__The request__
Among the lines below, count those with "Secreto". Give only the number.

__Source material__
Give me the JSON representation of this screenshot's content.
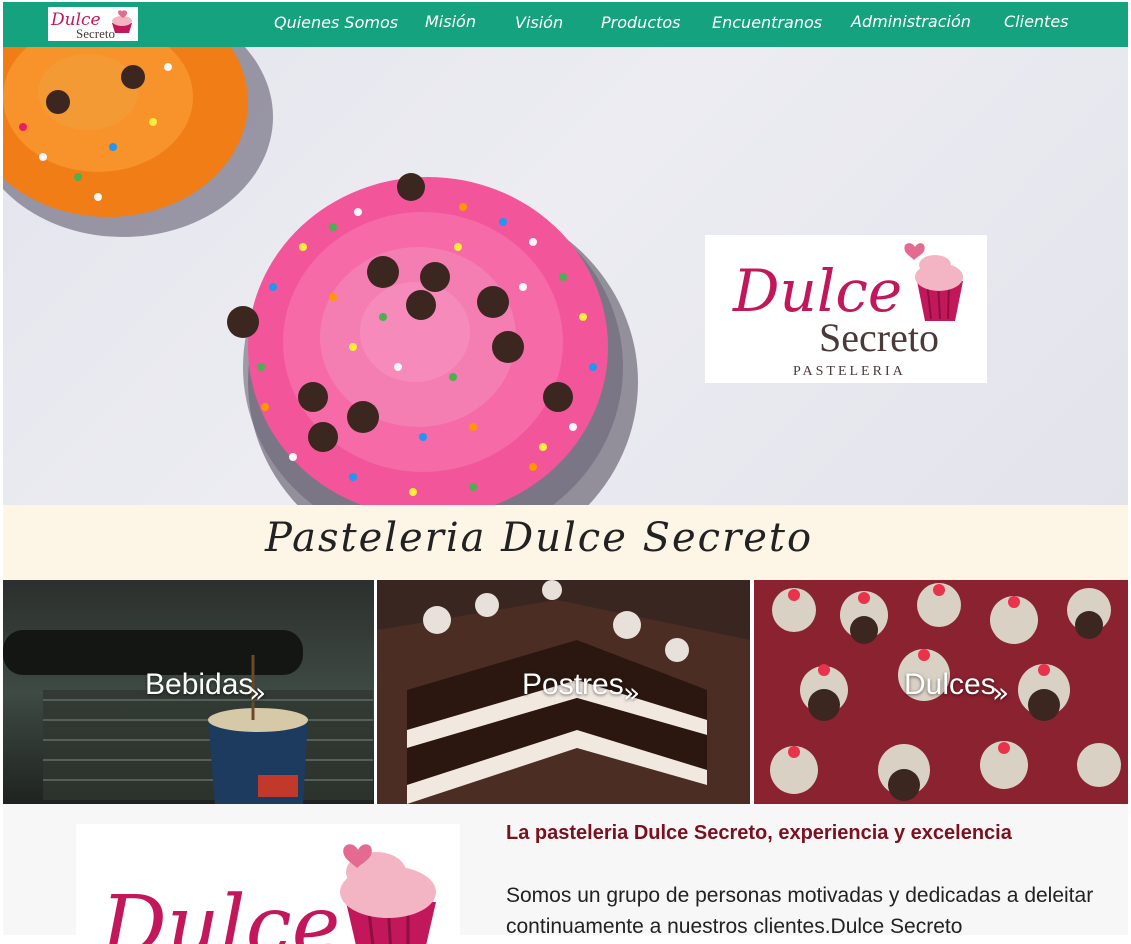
{
  "brand": {
    "name_line1": "Dulce",
    "name_line2": "Secreto",
    "tagline": "PASTELERIA"
  },
  "nav": {
    "items": [
      {
        "label": "Quienes Somos"
      },
      {
        "label": "Misión"
      },
      {
        "label": "Visión"
      },
      {
        "label": "Productos"
      },
      {
        "label": "Encuentranos"
      },
      {
        "label": "Administración"
      },
      {
        "label": "Clientes"
      }
    ]
  },
  "banner": {
    "title": "Pasteleria Dulce Secreto"
  },
  "categories": [
    {
      "label": "Bebidas",
      "arrow": "»"
    },
    {
      "label": "Postres",
      "arrow": "»"
    },
    {
      "label": "Dulces",
      "arrow": "»"
    }
  ],
  "about": {
    "heading": "La pasteleria Dulce Secreto, experiencia y excelencia",
    "body": "Somos un grupo de personas motivadas y dedicadas a deleitar continuamente a nuestros clientes.Dulce Secreto"
  },
  "colors": {
    "navbar": "#15a37f",
    "brand_pink": "#c2185b",
    "brand_dark": "#4a3a3a",
    "heading": "#7b1020",
    "band": "#fdf6e7"
  },
  "icons": {
    "cupcake": "cupcake-icon",
    "heart": "heart-icon",
    "chevron": "double-chevron-right-icon"
  }
}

__Solution below__
4